§ Goal of the exercise:
Set down each record exactly as written.

§ Data rows:
__________________________________________________

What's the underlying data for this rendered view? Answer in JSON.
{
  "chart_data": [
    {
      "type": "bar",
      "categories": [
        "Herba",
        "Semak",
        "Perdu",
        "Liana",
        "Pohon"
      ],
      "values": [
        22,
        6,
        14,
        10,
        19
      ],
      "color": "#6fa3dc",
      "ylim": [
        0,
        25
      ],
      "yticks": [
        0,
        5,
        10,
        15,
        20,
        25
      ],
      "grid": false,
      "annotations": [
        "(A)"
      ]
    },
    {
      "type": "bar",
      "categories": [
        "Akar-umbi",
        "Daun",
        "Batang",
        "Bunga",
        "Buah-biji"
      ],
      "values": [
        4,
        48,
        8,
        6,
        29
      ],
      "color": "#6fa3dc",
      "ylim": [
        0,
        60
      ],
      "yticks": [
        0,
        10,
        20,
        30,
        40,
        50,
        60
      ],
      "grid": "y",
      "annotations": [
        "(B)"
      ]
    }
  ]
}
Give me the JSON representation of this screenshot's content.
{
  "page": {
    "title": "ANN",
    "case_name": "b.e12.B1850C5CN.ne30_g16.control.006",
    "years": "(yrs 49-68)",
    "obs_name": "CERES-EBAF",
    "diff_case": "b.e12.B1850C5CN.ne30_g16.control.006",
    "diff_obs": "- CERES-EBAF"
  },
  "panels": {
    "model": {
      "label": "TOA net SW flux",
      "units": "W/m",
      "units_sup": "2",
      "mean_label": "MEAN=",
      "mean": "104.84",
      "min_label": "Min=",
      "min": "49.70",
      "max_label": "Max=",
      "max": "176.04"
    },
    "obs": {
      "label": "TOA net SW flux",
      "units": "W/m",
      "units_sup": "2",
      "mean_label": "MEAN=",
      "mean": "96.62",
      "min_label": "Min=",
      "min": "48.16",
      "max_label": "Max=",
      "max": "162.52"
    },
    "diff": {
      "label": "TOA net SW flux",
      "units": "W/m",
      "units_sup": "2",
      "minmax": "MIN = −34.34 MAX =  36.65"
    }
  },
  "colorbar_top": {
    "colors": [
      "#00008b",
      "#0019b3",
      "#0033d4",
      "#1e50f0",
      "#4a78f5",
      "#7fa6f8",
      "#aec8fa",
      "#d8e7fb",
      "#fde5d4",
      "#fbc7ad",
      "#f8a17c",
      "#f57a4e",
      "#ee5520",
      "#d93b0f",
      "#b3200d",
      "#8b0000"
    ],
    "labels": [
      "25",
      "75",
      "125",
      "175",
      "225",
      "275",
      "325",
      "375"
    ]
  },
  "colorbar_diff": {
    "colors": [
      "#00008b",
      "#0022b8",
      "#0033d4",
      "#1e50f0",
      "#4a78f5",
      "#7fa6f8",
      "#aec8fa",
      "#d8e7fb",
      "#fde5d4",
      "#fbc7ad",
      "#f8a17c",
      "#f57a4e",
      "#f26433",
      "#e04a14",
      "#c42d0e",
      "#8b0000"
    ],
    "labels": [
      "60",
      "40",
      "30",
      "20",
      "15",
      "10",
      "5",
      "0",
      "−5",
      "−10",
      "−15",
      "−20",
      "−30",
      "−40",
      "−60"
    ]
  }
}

__________________________________________________

§ Solution to this problem:
What's the underlying data for this rendered view? Answer in JSON.
{
  "chart_data": [
    {
      "type": "bar",
      "categories": [
        "Herba",
        "Semak",
        "Perdu",
        "Liana",
        "Pohon"
      ],
      "values": [
        22,
        6,
        14,
        10,
        19
      ],
      "color": "#6fa3dc",
      "ylim": [
        0,
        25
      ],
      "yticks": [
        0,
        5,
        10,
        15,
        20,
        25
      ],
      "grid": false,
      "annotations": [
        "(A)"
      ]
    },
    {
      "type": "bar",
      "categories": [
        "Akar-umbi",
        "Daun",
        "Batang",
        "Bunga",
        "Buah-biji"
      ],
      "values": [
        4,
        48,
        8,
        6,
        29
      ],
      "color": "#6fa3dc",
      "ylim": [
        0,
        60
      ],
      "yticks": [
        0,
        10,
        20,
        30,
        40,
        50,
        60
      ],
      "grid": "y",
      "annotations": [
        "(B)"
      ]
    }
  ]
}
Give me the JSON representation of this screenshot's content.
{
  "page": {
    "title": "ANN",
    "case_name": "b.e12.B1850C5CN.ne30_g16.control.006",
    "years": "(yrs 49-68)",
    "obs_name": "CERES-EBAF",
    "diff_case": "b.e12.B1850C5CN.ne30_g16.control.006",
    "diff_obs": "- CERES-EBAF"
  },
  "panels": {
    "model": {
      "label": "TOA net SW flux",
      "units": "W/m",
      "units_sup": "2",
      "mean_label": "MEAN=",
      "mean": "104.84",
      "min_label": "Min=",
      "min": "49.70",
      "max_label": "Max=",
      "max": "176.04"
    },
    "obs": {
      "label": "TOA net SW flux",
      "units": "W/m",
      "units_sup": "2",
      "mean_label": "MEAN=",
      "mean": "96.62",
      "min_label": "Min=",
      "min": "48.16",
      "max_label": "Max=",
      "max": "162.52"
    },
    "diff": {
      "label": "TOA net SW flux",
      "units": "W/m",
      "units_sup": "2",
      "minmax": "MIN = −34.34 MAX =  36.65"
    }
  },
  "colorbar_top": {
    "colors": [
      "#00008b",
      "#0019b3",
      "#0033d4",
      "#1e50f0",
      "#4a78f5",
      "#7fa6f8",
      "#aec8fa",
      "#d8e7fb",
      "#fde5d4",
      "#fbc7ad",
      "#f8a17c",
      "#f57a4e",
      "#ee5520",
      "#d93b0f",
      "#b3200d",
      "#8b0000"
    ],
    "labels": [
      "25",
      "75",
      "125",
      "175",
      "225",
      "275",
      "325",
      "375"
    ]
  },
  "colorbar_diff": {
    "colors": [
      "#00008b",
      "#0022b8",
      "#0033d4",
      "#1e50f0",
      "#4a78f5",
      "#7fa6f8",
      "#aec8fa",
      "#d8e7fb",
      "#fde5d4",
      "#fbc7ad",
      "#f8a17c",
      "#f57a4e",
      "#f26433",
      "#e04a14",
      "#c42d0e",
      "#8b0000"
    ],
    "labels": [
      "60",
      "40",
      "30",
      "20",
      "15",
      "10",
      "5",
      "0",
      "−5",
      "−10",
      "−15",
      "−20",
      "−30",
      "−40",
      "−60"
    ]
  }
}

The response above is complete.